Extracts from a graphics dataset

* start *

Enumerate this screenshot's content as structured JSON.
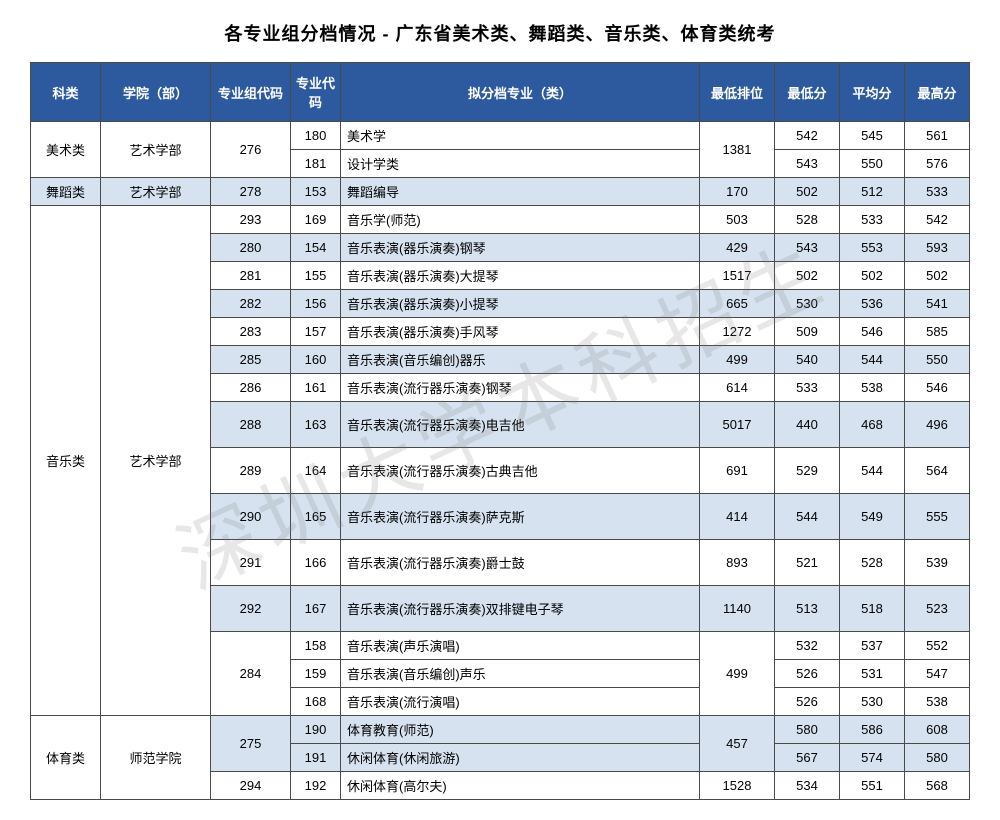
{
  "title": "各专业组分档情况 - 广东省美术类、舞蹈类、音乐类、体育类统考",
  "watermark": "深圳大学本科招生",
  "header_bg": "#2d5a9e",
  "alt_row_bg": "#d6e2ef",
  "plain_row_bg": "#ffffff",
  "columns": [
    "科类",
    "学院（部）",
    "专业组代码",
    "专业代码",
    "拟分档专业（类）",
    "最低排位",
    "最低分",
    "平均分",
    "最高分"
  ],
  "col_widths": [
    "70px",
    "110px",
    "80px",
    "50px",
    "auto",
    "75px",
    "65px",
    "65px",
    "65px"
  ],
  "groups": [
    {
      "category": "美术类",
      "college": "艺术学部",
      "alt": false,
      "codes": [
        {
          "code": "276",
          "rank": "1381",
          "alt": false,
          "rows": [
            {
              "mcode": "180",
              "major": "美术学",
              "min": "542",
              "avg": "545",
              "max": "561"
            },
            {
              "mcode": "181",
              "major": "设计学类",
              "min": "543",
              "avg": "550",
              "max": "576"
            }
          ]
        }
      ]
    },
    {
      "category": "舞蹈类",
      "college": "艺术学部",
      "alt": true,
      "codes": [
        {
          "code": "278",
          "rank": "170",
          "alt": true,
          "rows": [
            {
              "mcode": "153",
              "major": "舞蹈编导",
              "min": "502",
              "avg": "512",
              "max": "533"
            }
          ]
        }
      ]
    },
    {
      "category": "音乐类",
      "college": "艺术学部",
      "alt": false,
      "codes": [
        {
          "code": "293",
          "rank": "503",
          "alt": false,
          "rows": [
            {
              "mcode": "169",
              "major": "音乐学(师范)",
              "min": "528",
              "avg": "533",
              "max": "542"
            }
          ]
        },
        {
          "code": "280",
          "rank": "429",
          "alt": true,
          "rows": [
            {
              "mcode": "154",
              "major": "音乐表演(器乐演奏)钢琴",
              "min": "543",
              "avg": "553",
              "max": "593"
            }
          ]
        },
        {
          "code": "281",
          "rank": "1517",
          "alt": false,
          "rows": [
            {
              "mcode": "155",
              "major": "音乐表演(器乐演奏)大提琴",
              "min": "502",
              "avg": "502",
              "max": "502"
            }
          ]
        },
        {
          "code": "282",
          "rank": "665",
          "alt": true,
          "rows": [
            {
              "mcode": "156",
              "major": "音乐表演(器乐演奏)小提琴",
              "min": "530",
              "avg": "536",
              "max": "541"
            }
          ]
        },
        {
          "code": "283",
          "rank": "1272",
          "alt": false,
          "rows": [
            {
              "mcode": "157",
              "major": "音乐表演(器乐演奏)手风琴",
              "min": "509",
              "avg": "546",
              "max": "585"
            }
          ]
        },
        {
          "code": "285",
          "rank": "499",
          "alt": true,
          "rows": [
            {
              "mcode": "160",
              "major": "音乐表演(音乐编创)器乐",
              "min": "540",
              "avg": "544",
              "max": "550"
            }
          ]
        },
        {
          "code": "286",
          "rank": "614",
          "alt": false,
          "rows": [
            {
              "mcode": "161",
              "major": "音乐表演(流行器乐演奏)钢琴",
              "min": "533",
              "avg": "538",
              "max": "546"
            }
          ]
        },
        {
          "code": "288",
          "rank": "5017",
          "alt": true,
          "tall": true,
          "rows": [
            {
              "mcode": "163",
              "major": "音乐表演(流行器乐演奏)电吉他",
              "min": "440",
              "avg": "468",
              "max": "496"
            }
          ]
        },
        {
          "code": "289",
          "rank": "691",
          "alt": false,
          "tall": true,
          "rows": [
            {
              "mcode": "164",
              "major": "音乐表演(流行器乐演奏)古典吉他",
              "min": "529",
              "avg": "544",
              "max": "564"
            }
          ]
        },
        {
          "code": "290",
          "rank": "414",
          "alt": true,
          "tall": true,
          "rows": [
            {
              "mcode": "165",
              "major": "音乐表演(流行器乐演奏)萨克斯",
              "min": "544",
              "avg": "549",
              "max": "555"
            }
          ]
        },
        {
          "code": "291",
          "rank": "893",
          "alt": false,
          "tall": true,
          "rows": [
            {
              "mcode": "166",
              "major": "音乐表演(流行器乐演奏)爵士鼓",
              "min": "521",
              "avg": "528",
              "max": "539"
            }
          ]
        },
        {
          "code": "292",
          "rank": "1140",
          "alt": true,
          "tall": true,
          "rows": [
            {
              "mcode": "167",
              "major": "音乐表演(流行器乐演奏)双排键电子琴",
              "min": "513",
              "avg": "518",
              "max": "523"
            }
          ]
        },
        {
          "code": "284",
          "rank": "499",
          "alt": false,
          "rows": [
            {
              "mcode": "158",
              "major": "音乐表演(声乐演唱)",
              "min": "532",
              "avg": "537",
              "max": "552"
            },
            {
              "mcode": "159",
              "major": "音乐表演(音乐编创)声乐",
              "min": "526",
              "avg": "531",
              "max": "547"
            },
            {
              "mcode": "168",
              "major": "音乐表演(流行演唱)",
              "min": "526",
              "avg": "530",
              "max": "538"
            }
          ]
        }
      ]
    },
    {
      "category": "体育类",
      "college": "师范学院",
      "alt": false,
      "codes": [
        {
          "code": "275",
          "rank": "457",
          "alt": true,
          "rows": [
            {
              "mcode": "190",
              "major": "体育教育(师范)",
              "min": "580",
              "avg": "586",
              "max": "608"
            },
            {
              "mcode": "191",
              "major": "休闲体育(休闲旅游)",
              "min": "567",
              "avg": "574",
              "max": "580"
            }
          ]
        },
        {
          "code": "294",
          "rank": "1528",
          "alt": false,
          "rows": [
            {
              "mcode": "192",
              "major": "休闲体育(高尔夫)",
              "min": "534",
              "avg": "551",
              "max": "568"
            }
          ]
        }
      ]
    }
  ]
}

* end *

## Short exercise:
Find the lines holding "category" and list every one.

## Answer to this problem:
      "category": "美术类",
      "category": "舞蹈类",
      "category": "音乐类",
      "category": "体育类",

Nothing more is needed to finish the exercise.